- [Aim of the exercise] Each line of the data that includes the string "котором" is to be copied out.

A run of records
--------------------------------------------------

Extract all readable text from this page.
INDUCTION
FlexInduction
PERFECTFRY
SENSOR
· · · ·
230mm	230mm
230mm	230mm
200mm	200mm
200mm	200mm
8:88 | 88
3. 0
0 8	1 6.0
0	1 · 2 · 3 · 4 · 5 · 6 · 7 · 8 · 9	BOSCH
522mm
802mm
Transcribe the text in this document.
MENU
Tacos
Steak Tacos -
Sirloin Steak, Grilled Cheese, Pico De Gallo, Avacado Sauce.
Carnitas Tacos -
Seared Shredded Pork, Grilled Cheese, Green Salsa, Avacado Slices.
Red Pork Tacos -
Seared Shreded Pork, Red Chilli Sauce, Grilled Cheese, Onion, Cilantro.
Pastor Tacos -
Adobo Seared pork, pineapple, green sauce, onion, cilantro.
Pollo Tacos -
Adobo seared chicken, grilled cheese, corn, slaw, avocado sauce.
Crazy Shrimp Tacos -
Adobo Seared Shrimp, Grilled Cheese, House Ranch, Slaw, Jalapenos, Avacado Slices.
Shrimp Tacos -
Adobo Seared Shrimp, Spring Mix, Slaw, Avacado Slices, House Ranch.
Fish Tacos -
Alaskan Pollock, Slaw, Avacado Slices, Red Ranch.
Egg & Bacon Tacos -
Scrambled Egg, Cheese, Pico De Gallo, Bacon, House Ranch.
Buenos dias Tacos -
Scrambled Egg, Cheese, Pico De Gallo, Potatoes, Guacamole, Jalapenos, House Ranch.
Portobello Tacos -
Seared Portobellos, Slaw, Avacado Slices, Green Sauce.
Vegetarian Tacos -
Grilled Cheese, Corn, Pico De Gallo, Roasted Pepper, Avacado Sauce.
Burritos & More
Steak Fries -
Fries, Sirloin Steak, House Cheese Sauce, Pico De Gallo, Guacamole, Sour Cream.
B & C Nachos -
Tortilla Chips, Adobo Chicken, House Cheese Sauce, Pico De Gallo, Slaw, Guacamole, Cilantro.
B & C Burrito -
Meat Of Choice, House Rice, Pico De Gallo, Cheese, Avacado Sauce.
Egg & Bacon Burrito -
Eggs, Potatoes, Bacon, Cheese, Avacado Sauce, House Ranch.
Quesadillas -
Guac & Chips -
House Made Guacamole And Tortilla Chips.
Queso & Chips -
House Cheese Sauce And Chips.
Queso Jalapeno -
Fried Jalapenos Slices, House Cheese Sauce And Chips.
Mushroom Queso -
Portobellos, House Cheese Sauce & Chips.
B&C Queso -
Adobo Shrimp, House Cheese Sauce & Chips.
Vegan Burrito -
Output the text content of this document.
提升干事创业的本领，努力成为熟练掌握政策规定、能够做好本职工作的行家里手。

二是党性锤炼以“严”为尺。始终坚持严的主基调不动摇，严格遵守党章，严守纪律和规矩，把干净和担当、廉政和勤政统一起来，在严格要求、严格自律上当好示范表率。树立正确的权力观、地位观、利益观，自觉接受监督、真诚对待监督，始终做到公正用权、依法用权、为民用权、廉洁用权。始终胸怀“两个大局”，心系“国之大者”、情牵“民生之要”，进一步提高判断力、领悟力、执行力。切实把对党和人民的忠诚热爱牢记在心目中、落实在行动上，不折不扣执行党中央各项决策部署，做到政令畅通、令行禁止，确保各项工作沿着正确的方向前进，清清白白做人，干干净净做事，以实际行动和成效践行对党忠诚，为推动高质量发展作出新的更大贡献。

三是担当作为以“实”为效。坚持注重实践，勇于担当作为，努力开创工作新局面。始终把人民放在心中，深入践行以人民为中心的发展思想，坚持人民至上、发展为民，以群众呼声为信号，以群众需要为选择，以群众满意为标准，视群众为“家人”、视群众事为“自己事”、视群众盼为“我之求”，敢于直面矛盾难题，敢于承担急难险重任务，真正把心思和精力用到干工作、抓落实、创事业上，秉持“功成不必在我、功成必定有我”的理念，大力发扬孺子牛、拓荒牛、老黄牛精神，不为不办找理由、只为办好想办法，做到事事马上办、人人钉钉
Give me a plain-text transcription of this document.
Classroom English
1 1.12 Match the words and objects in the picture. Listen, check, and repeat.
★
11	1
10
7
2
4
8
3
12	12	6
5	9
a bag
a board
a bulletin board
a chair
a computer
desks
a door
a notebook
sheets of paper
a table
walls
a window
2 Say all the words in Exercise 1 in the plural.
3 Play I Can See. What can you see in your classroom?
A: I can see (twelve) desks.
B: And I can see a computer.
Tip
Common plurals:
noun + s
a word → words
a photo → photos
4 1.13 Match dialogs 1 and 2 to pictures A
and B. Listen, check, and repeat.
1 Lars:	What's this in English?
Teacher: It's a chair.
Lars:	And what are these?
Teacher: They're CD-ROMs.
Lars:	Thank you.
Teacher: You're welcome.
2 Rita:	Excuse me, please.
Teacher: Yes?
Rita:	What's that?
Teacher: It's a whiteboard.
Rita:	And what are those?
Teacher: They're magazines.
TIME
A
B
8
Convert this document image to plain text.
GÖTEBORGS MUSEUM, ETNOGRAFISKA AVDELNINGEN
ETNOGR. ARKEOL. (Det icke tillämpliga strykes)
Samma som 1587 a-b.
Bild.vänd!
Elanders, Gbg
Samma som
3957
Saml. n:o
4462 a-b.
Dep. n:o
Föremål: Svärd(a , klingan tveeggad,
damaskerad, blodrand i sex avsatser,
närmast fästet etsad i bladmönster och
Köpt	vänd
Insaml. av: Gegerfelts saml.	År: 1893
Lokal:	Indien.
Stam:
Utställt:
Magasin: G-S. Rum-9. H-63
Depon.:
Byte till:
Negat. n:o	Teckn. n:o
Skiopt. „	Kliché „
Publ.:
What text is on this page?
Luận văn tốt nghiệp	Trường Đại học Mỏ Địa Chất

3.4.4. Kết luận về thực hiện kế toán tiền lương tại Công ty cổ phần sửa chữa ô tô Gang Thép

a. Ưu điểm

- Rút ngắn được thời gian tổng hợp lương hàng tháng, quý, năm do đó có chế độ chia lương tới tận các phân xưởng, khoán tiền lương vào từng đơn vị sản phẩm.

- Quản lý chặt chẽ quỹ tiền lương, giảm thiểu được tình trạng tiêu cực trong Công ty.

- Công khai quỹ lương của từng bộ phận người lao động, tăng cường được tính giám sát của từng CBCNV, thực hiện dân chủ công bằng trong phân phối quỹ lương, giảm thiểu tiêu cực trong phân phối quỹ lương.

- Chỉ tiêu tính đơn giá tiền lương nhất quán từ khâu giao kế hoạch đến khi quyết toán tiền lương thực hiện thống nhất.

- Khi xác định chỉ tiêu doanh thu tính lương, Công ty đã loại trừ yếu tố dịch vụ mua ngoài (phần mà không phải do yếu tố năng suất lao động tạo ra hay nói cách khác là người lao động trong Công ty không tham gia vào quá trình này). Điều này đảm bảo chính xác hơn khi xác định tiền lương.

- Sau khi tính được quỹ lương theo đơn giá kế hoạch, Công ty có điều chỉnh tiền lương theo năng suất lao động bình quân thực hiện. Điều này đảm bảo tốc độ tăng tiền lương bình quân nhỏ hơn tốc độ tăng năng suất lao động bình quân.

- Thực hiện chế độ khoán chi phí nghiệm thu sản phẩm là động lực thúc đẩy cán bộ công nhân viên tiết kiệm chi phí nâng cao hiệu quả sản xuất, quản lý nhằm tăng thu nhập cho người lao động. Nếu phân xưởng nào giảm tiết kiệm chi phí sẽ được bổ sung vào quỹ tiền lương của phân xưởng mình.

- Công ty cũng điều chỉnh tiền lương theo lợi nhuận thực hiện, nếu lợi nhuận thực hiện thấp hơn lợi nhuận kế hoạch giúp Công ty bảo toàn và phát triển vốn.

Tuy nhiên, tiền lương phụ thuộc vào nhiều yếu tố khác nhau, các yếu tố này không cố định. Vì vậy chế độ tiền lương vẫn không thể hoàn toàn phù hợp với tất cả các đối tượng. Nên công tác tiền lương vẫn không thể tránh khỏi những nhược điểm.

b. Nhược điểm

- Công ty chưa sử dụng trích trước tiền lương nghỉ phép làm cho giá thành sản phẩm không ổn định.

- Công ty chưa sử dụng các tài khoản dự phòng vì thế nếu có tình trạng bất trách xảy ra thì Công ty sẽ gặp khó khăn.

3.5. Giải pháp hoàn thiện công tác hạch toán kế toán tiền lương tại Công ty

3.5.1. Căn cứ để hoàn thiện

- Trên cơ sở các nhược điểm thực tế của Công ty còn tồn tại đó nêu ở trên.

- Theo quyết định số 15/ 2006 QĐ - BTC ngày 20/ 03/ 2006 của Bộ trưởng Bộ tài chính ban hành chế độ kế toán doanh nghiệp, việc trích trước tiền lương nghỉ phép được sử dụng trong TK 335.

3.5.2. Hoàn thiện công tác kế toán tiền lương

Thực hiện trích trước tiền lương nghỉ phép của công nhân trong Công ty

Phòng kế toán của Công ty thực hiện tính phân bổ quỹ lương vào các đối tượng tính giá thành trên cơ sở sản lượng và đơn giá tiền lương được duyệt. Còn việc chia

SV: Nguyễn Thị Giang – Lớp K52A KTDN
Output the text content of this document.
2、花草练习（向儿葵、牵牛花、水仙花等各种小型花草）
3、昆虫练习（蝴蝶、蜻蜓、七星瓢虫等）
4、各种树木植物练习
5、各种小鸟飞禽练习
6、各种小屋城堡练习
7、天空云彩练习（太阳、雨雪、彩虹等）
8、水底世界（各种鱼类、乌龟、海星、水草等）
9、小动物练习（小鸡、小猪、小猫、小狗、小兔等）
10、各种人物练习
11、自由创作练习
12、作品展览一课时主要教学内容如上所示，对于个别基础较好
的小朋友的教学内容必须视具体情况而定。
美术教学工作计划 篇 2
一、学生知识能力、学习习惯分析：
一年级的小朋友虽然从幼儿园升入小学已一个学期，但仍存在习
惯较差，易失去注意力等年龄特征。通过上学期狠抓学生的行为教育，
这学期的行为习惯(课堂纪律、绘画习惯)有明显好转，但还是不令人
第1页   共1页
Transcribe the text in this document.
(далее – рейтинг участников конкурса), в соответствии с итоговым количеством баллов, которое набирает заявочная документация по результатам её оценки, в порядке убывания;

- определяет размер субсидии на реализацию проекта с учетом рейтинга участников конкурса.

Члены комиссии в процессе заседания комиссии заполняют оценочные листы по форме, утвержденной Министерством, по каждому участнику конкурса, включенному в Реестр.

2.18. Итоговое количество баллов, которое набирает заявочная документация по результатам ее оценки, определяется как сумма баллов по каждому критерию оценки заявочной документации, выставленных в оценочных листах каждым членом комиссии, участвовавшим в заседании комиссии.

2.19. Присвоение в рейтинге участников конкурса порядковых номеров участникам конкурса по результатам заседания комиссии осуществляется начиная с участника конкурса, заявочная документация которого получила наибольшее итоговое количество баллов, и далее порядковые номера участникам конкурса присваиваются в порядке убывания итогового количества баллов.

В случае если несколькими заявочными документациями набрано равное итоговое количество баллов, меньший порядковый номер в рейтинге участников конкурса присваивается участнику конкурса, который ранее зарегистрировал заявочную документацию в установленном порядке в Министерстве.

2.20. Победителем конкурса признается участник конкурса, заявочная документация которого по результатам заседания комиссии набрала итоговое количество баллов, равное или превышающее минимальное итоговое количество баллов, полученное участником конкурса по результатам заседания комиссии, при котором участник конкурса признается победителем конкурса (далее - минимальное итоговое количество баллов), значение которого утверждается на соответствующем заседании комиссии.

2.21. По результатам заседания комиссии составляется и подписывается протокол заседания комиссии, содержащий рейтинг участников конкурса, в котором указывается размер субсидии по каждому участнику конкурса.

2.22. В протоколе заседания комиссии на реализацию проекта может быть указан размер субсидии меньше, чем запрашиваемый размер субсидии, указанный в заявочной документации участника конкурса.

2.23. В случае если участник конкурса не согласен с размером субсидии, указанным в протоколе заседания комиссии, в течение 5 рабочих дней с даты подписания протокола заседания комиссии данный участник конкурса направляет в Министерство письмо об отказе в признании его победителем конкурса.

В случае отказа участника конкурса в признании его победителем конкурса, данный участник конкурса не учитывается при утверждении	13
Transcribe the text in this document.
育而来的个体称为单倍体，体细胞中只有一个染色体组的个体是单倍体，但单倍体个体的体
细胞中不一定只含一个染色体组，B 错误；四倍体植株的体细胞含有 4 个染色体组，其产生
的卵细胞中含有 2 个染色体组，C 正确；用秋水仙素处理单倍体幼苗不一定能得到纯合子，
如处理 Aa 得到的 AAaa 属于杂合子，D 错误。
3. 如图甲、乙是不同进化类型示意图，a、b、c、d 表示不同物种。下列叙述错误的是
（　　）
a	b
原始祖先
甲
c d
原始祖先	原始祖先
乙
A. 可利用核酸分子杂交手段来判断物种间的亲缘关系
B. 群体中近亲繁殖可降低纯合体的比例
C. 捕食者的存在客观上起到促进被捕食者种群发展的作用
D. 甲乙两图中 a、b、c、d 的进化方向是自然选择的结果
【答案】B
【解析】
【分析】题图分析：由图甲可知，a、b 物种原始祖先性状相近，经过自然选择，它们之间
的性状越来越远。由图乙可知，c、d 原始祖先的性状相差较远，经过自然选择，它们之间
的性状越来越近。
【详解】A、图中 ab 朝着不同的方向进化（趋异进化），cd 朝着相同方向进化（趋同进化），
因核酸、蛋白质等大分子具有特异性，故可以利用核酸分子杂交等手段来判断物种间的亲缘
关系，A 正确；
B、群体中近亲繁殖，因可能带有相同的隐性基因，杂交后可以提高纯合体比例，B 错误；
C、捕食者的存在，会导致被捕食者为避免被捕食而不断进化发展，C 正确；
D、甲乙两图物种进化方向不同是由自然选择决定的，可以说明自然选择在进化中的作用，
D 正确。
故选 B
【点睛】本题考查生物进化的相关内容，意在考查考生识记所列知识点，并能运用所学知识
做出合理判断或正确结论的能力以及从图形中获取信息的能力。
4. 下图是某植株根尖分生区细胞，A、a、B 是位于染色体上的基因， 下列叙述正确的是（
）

--------------------------------------------------

- [Result of the task]
2.20. Победителем конкурса признается участник конкурса, заявочная документация которого по результатам заседания комиссии набрала итоговое количество баллов, равное или превышающее минимальное итоговое количество баллов, полученное участником конкурса по результатам заседания комиссии, при котором участник конкурса признается победителем конкурса (далее - минимальное итоговое количество баллов), значение которого утверждается на соответствующем заседании комиссии.
2.21. По результатам заседания комиссии составляется и подписывается протокол заседания комиссии, содержащий рейтинг участников конкурса, в котором указывается размер субсидии по каждому участнику конкурса.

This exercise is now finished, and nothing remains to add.